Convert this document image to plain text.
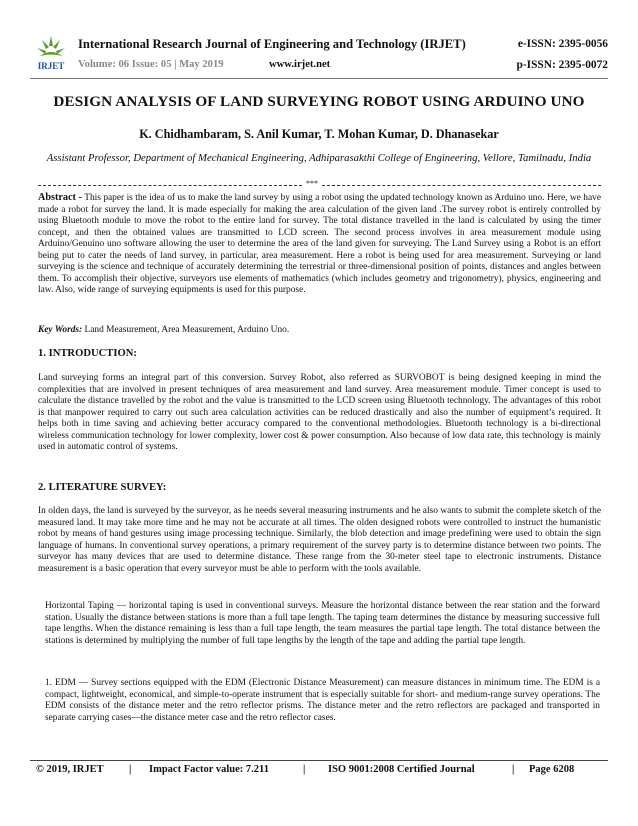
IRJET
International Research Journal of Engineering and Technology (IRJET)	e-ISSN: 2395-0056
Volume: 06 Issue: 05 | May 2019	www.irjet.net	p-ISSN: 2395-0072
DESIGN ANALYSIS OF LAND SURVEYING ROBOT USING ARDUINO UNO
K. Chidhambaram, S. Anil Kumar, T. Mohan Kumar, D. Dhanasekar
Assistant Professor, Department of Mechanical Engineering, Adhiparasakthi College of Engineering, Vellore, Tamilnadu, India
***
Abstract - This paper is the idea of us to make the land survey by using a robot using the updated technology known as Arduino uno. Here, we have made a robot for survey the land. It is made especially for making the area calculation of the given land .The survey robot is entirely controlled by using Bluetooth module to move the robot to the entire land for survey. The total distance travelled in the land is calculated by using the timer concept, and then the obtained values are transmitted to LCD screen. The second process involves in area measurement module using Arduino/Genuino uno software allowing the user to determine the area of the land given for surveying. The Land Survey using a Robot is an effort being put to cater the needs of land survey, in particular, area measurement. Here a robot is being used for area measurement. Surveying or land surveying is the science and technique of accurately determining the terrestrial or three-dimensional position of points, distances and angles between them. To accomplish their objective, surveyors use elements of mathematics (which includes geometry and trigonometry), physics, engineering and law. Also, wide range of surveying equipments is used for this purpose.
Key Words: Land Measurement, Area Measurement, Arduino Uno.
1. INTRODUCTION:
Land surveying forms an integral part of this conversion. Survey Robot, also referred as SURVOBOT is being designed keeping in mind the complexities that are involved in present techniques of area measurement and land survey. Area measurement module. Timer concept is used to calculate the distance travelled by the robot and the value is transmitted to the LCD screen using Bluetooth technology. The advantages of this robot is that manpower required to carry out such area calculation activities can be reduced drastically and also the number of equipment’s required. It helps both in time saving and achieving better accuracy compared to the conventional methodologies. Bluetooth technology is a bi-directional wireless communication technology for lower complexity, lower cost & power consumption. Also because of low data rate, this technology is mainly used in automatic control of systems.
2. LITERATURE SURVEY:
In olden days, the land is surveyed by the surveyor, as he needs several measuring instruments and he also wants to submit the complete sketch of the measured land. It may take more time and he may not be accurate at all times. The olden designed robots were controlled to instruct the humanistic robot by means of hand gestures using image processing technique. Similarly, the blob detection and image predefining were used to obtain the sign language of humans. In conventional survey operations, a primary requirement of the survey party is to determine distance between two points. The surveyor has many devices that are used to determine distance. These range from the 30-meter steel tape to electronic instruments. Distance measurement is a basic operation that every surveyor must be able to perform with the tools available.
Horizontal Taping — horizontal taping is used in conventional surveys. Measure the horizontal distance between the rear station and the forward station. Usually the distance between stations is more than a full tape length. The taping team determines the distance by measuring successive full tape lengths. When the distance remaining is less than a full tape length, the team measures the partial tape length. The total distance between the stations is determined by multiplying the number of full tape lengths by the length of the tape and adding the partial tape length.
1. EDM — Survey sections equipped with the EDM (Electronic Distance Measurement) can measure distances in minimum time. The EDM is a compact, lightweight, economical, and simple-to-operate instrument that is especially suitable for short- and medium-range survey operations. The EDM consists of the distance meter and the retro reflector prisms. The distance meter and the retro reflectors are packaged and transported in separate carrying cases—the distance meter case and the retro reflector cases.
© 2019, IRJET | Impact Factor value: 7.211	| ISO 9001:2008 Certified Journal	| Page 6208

==

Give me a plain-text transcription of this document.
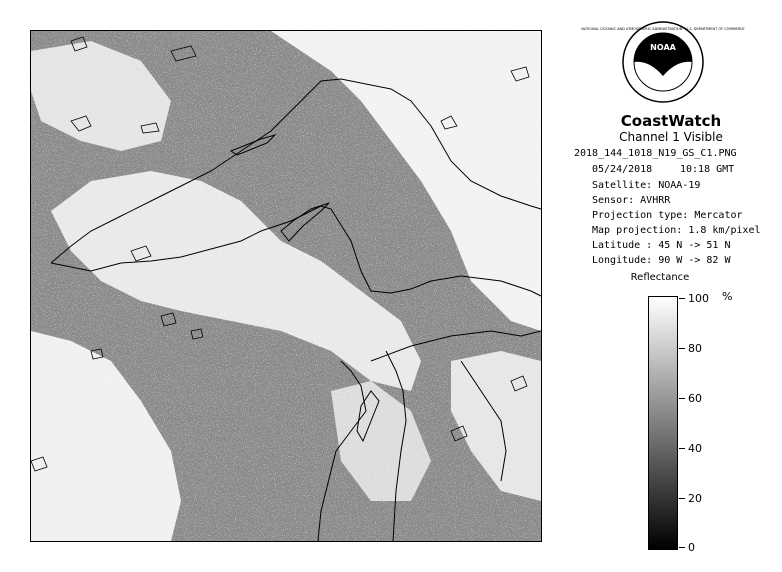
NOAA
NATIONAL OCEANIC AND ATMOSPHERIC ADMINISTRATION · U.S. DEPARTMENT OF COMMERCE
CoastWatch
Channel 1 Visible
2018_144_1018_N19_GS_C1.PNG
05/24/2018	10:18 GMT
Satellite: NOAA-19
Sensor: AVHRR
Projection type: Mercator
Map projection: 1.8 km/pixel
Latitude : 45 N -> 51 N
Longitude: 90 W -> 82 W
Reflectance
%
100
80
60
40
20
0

• Exercise directions
Pick out every line above that holds the word "Journal" and copy it.

• Answer to this exercise
International Research Journal of Engineering and Technology (IRJET)	e-ISSN: 2395-0056
© 2019, IRJET | Impact Factor value: 7.211	| ISO 9001:2008 Certified Journal	| Page 6208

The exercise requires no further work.